(Data supplied):
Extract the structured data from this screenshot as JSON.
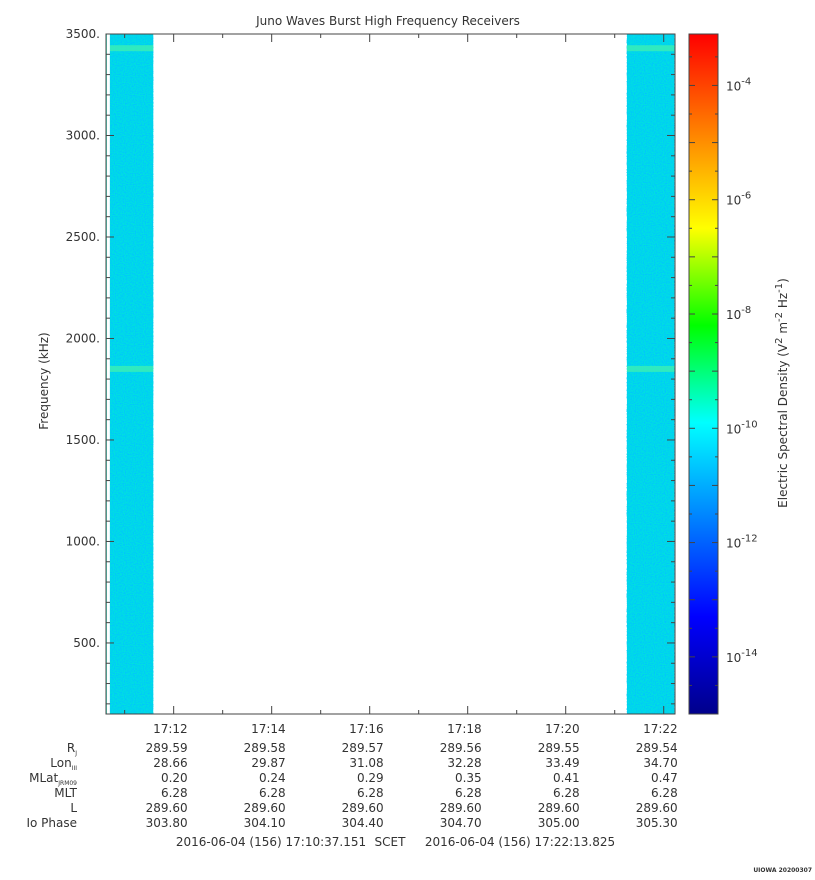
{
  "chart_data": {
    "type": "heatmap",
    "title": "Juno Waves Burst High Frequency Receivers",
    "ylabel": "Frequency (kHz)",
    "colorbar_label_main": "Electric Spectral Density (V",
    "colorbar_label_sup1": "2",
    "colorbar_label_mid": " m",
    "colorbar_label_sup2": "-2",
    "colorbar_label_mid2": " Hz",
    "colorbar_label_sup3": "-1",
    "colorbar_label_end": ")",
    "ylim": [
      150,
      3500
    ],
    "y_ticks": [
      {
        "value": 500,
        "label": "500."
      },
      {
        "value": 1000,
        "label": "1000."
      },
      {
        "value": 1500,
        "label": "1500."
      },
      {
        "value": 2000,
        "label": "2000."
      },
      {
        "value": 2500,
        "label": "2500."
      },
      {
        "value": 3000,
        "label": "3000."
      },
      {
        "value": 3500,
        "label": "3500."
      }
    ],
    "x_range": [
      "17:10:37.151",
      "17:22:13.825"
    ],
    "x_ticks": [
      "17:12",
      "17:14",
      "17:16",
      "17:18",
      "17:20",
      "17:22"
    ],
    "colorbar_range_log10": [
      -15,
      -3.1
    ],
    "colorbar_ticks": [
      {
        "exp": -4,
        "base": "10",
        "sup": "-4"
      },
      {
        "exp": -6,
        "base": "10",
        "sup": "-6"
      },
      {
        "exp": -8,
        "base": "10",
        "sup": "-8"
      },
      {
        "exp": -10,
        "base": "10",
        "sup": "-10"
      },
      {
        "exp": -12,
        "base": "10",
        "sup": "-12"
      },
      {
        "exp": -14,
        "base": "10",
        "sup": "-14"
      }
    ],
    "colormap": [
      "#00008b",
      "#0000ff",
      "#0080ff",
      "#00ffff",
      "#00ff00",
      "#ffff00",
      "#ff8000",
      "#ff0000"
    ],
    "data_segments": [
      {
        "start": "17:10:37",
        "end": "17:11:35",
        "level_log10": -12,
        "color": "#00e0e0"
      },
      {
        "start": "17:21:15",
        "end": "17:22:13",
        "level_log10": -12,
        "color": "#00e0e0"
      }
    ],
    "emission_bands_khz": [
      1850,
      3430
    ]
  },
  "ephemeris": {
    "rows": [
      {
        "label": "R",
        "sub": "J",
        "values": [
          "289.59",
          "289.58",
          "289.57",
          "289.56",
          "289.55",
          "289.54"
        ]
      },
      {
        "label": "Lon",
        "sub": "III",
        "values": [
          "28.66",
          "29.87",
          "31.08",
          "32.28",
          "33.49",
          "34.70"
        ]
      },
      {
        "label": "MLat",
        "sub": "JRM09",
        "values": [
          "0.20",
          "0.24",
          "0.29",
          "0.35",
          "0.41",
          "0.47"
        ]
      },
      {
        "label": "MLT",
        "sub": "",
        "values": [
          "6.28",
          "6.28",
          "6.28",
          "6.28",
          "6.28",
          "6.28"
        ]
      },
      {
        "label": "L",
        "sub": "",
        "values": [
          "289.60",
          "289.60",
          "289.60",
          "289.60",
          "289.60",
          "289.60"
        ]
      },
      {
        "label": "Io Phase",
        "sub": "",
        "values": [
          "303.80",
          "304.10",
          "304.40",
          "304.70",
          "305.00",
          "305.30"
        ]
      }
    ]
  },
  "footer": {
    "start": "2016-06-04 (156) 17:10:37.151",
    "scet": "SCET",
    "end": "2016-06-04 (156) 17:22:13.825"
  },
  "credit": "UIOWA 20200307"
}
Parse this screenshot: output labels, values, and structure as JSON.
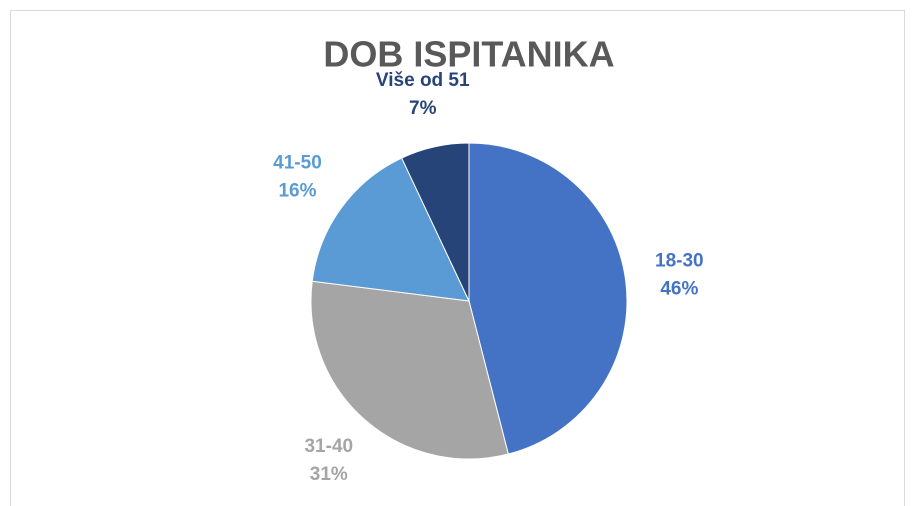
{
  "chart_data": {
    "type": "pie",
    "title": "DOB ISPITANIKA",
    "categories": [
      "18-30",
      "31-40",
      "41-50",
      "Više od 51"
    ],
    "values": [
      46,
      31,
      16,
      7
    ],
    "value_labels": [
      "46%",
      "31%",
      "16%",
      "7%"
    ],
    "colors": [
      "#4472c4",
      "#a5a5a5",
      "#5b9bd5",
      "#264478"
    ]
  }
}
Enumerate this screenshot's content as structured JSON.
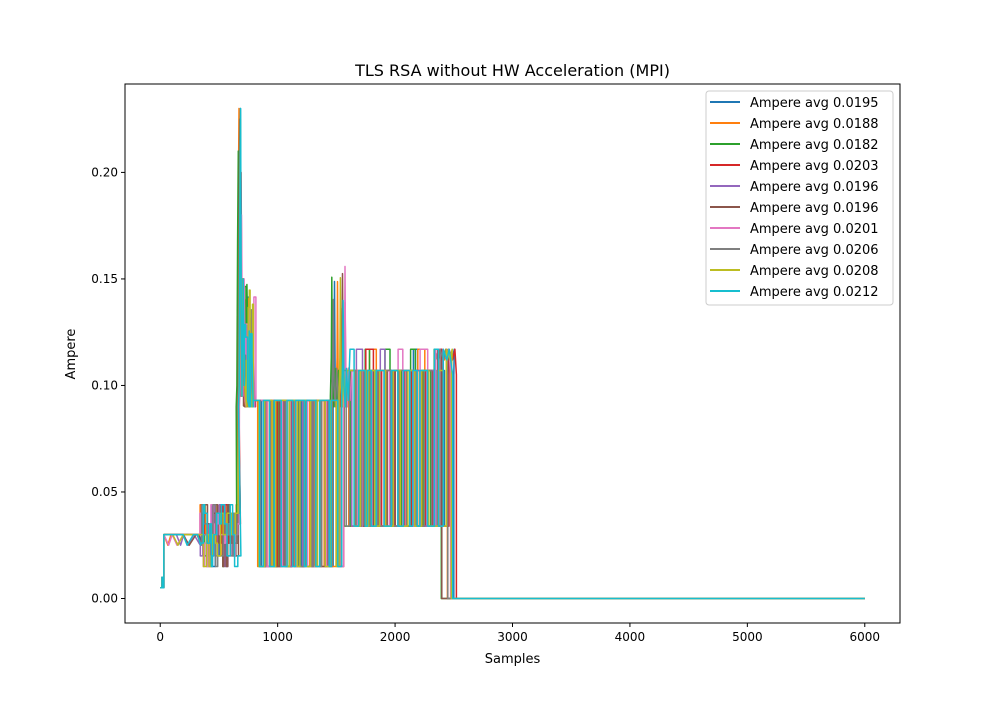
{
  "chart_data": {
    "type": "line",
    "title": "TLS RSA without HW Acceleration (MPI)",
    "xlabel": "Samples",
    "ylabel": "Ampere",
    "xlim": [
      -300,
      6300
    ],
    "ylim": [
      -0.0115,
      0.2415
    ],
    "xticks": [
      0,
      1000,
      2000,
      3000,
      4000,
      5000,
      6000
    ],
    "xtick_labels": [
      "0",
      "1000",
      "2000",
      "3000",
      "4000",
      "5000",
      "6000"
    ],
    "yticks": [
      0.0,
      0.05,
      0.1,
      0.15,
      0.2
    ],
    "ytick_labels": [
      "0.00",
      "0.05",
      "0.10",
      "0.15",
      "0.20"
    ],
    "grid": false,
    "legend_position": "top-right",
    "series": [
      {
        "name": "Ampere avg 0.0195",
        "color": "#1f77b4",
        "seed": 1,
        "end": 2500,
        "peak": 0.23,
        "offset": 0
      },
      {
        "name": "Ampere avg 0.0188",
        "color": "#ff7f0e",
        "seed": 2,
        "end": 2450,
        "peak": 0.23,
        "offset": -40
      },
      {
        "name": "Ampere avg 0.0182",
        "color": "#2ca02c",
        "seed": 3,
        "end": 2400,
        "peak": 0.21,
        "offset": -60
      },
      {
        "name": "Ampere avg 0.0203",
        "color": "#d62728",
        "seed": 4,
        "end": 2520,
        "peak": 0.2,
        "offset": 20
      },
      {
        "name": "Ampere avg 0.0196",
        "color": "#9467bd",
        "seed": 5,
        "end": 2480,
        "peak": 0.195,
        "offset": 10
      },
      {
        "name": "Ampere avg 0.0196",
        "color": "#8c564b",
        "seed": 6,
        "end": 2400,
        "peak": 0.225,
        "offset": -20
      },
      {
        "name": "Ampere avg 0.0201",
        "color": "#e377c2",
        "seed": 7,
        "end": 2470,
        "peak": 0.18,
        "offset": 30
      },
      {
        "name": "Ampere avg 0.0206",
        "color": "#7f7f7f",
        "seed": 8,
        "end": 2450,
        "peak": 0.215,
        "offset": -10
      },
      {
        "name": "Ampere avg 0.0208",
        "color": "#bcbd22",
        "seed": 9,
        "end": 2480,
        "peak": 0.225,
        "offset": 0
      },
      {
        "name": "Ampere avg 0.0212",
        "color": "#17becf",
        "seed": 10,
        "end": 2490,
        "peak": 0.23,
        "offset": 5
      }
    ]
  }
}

(Written instruction):
Locate the word "title" in the entries, and copy every line where it is found.

(Written solution):
    "title": "Juno Waves Burst High Frequency Receivers",
    "title": "DOB ISPITANIKA",
    "title": "TLS RSA without HW Acceleration (MPI)",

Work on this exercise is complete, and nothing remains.